- AUSGEWÄHLTER AUSZUG
################

II. Die Namen von Bergen und Steinen, Flüssen und Bächen, Fluren, Wäldern und Ortschaften.

Aus: Volksbrauch, Aberglauben, Sagen und andere alte Überlieferungen im Vogtland ...
Autor: Köhler, Johann August Ernst Dr. (1829-1903) Lehrer, Volkskundler, 1878 Gründer des sächsischen Erzgebirgsvereins., Erscheinungsjahr: 1867
Themenbereiche
Enthaltene Themen: Denkmäler der Sprache, Namen von Volksstämmen und Ländern, Flüssen, Bergen, Wäldern, Fluren, Ortschaften, Geschichte des Landes, Slawen, Mundart, Analogie, wendische Ortsnamen, Volksleben, Sorben, Lokalbezeichnungen,
Motto:
„Ich weiß, wie gefährlich es ist, in die vergleichende
Grammatik zu pfuschen, diese Wissenschaft, die nach
Voltaires Erklärung auf Vokale gar keine und auf
Konsonanten wenig Rücksicht nimmt.“

                  (Lothar Bucher, Unterwegs S. 70.)

################

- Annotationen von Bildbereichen

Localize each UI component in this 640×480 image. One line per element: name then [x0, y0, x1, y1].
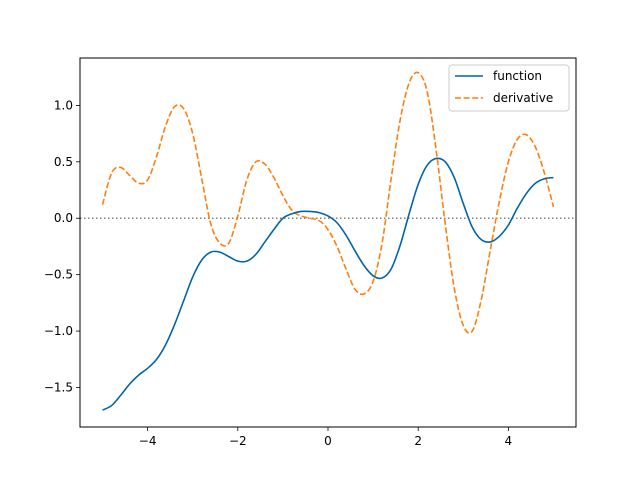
legend-label-derivative: derivative: [493, 91, 553, 105]
axis-ticks: −4 −2 0 2 4 −1.5 −1.0 −0.5 0.0 0.5 1.0: [44, 98, 512, 448]
x-tick-label: 4: [505, 434, 513, 448]
legend: function derivative: [448, 64, 570, 112]
y-tick-label: 1.0: [54, 98, 73, 112]
plot-area: [80, 71, 576, 411]
x-tick-label: 0: [324, 434, 332, 448]
x-tick-label: −4: [139, 434, 157, 448]
y-tick-label: 0.0: [54, 211, 73, 225]
y-tick-label: −1.0: [44, 324, 73, 338]
y-tick-label: −0.5: [44, 268, 73, 282]
derivative-series-line: [101, 71, 555, 334]
x-tick-label: −2: [229, 434, 247, 448]
y-tick-label: 0.5: [54, 155, 73, 169]
series-group: [80, 71, 576, 411]
y-tick-label: −1.5: [44, 381, 73, 395]
legend-label-function: function: [493, 69, 542, 83]
function-series-line: [102, 157, 554, 411]
x-tick-label: 2: [414, 434, 422, 448]
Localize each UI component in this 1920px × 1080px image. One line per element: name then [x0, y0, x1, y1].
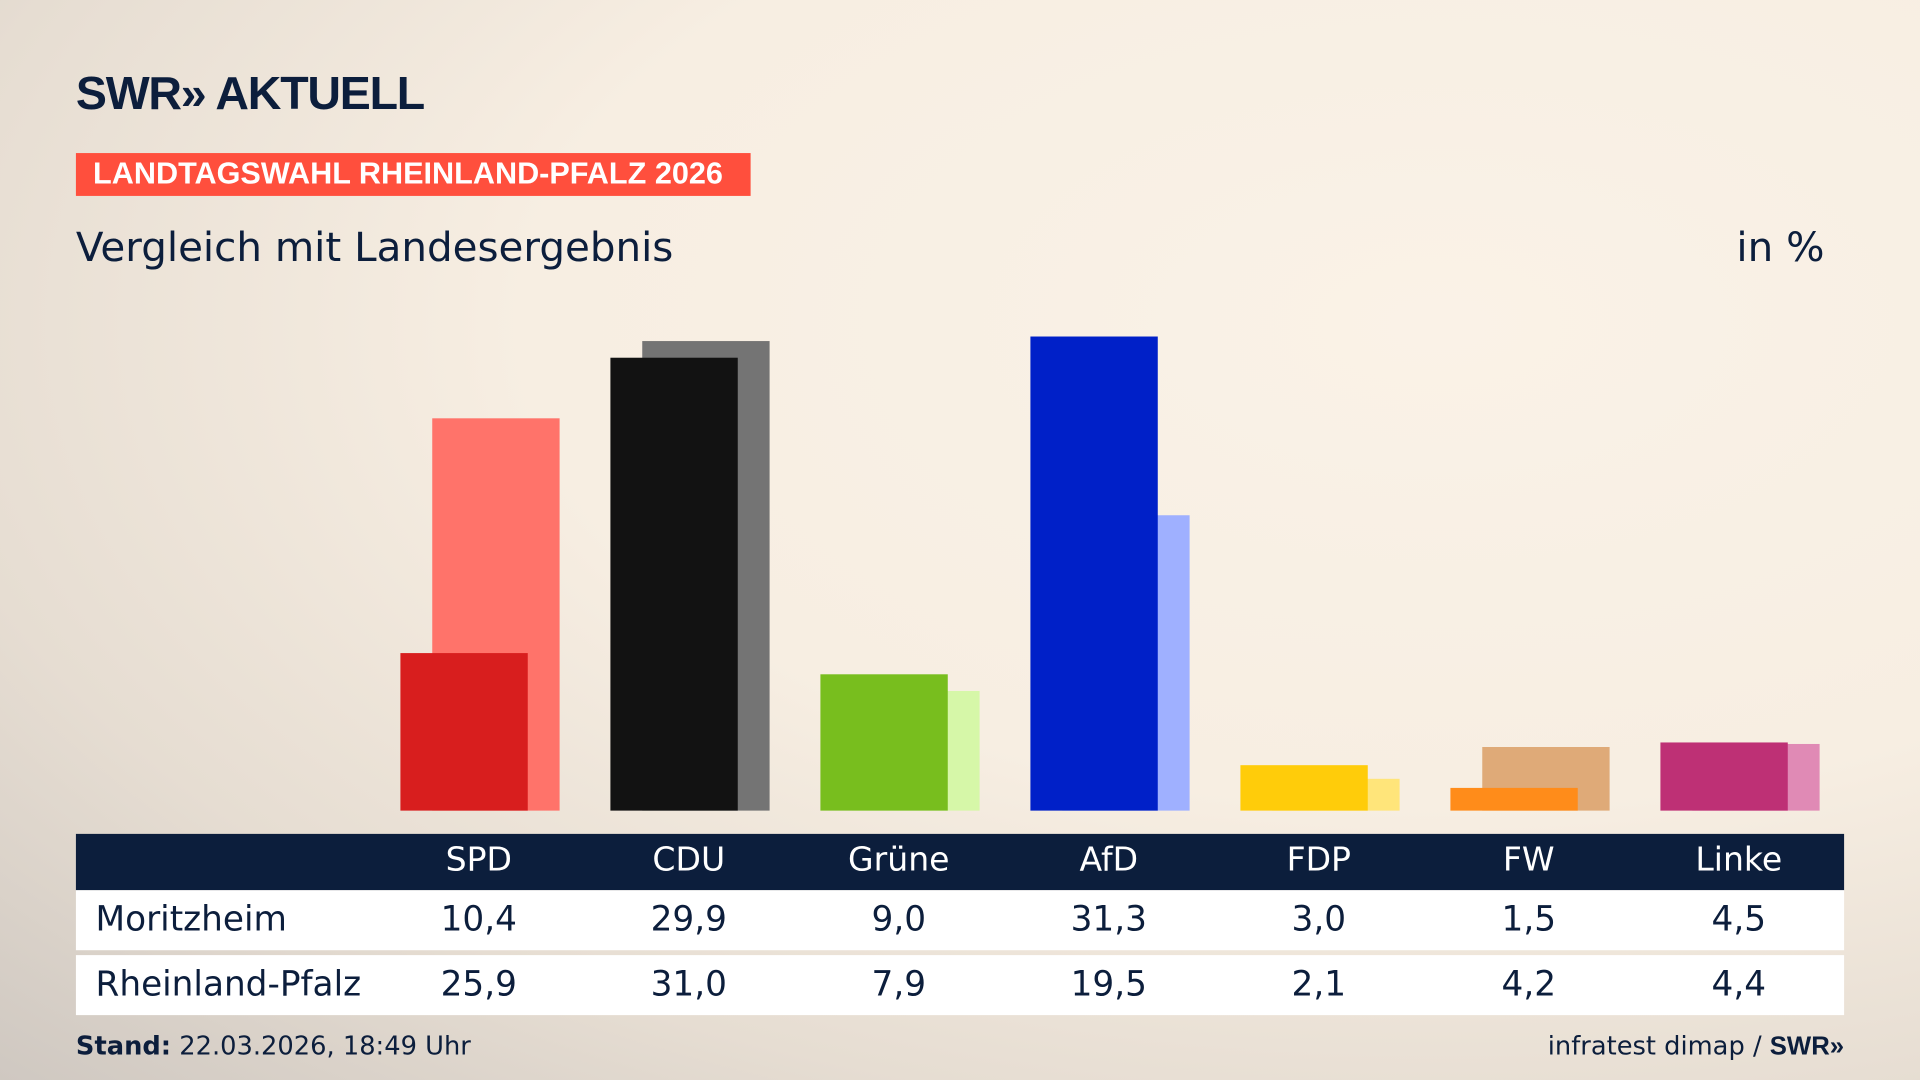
local-bar-fdp — [1240, 765, 1368, 811]
stand-label: Stand: — [75, 1031, 172, 1061]
table-row-local — [75, 890, 1845, 951]
local-value: 4,5 — [1711, 898, 1767, 940]
bar-chart — [400, 336, 1820, 811]
local-bar-afd — [1030, 336, 1158, 811]
local-value: 9,0 — [871, 898, 927, 940]
state-value: 31,0 — [650, 963, 727, 1005]
column-header-grüne: Grüne — [848, 841, 950, 880]
source-text: infratest dimap / — [1547, 1031, 1770, 1061]
column-header-afd: AfD — [1079, 841, 1139, 880]
column-header-cdu: CDU — [652, 841, 726, 880]
state-value: 7,9 — [871, 963, 927, 1005]
state-value: 4,2 — [1501, 963, 1557, 1005]
swr-aktuell-logo: SWR» AKTUELL — [75, 68, 425, 121]
table-header — [75, 833, 1845, 891]
local-bar-spd — [400, 653, 528, 811]
local-bar-fw — [1450, 787, 1578, 811]
column-header-fdp: FDP — [1286, 841, 1351, 880]
table-row-state — [75, 955, 1845, 1016]
local-value: 3,0 — [1291, 898, 1347, 940]
column-header-fw: FW — [1502, 841, 1555, 880]
state-value: 2,1 — [1291, 963, 1347, 1005]
column-header-spd: SPD — [445, 841, 512, 880]
local-value: 10,4 — [440, 898, 517, 940]
unit-label: in % — [1736, 222, 1825, 271]
swr-footer-logo: SWR» — [1769, 1032, 1845, 1061]
state-value: 25,9 — [440, 963, 517, 1005]
election-tag: LANDTAGSWAHL RHEINLAND-PFALZ 2026 — [75, 153, 751, 196]
row-label-state: Rheinland-Pfalz — [95, 963, 362, 1005]
stand-value: 22.03.2026, 18:49 Uhr — [171, 1031, 471, 1061]
local-bar-grüne — [820, 674, 948, 811]
state-value: 19,5 — [1070, 963, 1147, 1005]
column-header-linke: Linke — [1695, 841, 1783, 880]
chart-subtitle: Vergleich mit Landesergebnis — [75, 222, 674, 271]
source: infratest dimap / SWR» — [1548, 1031, 1844, 1062]
local-bar-linke — [1660, 742, 1788, 811]
local-value: 31,3 — [1070, 898, 1147, 940]
timestamp: Stand: 22.03.2026, 18:49 Uhr — [76, 1031, 471, 1060]
local-value: 29,9 — [650, 898, 727, 940]
row-label-local: Moritzheim — [95, 898, 287, 940]
local-bar-cdu — [610, 357, 738, 811]
local-value: 1,5 — [1501, 898, 1557, 940]
state-value: 4,4 — [1711, 963, 1767, 1005]
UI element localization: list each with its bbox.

################

- AUFGABEN
a - Welchen Verein gründete der im Auszug genannte Autor im Jahr 1878?
b - Wiederhole den Abschnitt des Auszugs buchstabengetreu, beginnend mit „II. Die Namen“ und weiter bis einschließlich „im Vogtland ...“.

- ANTWORTEN
a - Den sächsischen Erzgebirgsverein.

b -
II. Die Namen von Bergen und Steinen, Flüssen und Bächen, Fluren, Wäldern und Ortschaften.

Aus: Volksbrauch, Aberglauben, Sagen und andere alte Überlieferungen im Vogtland ...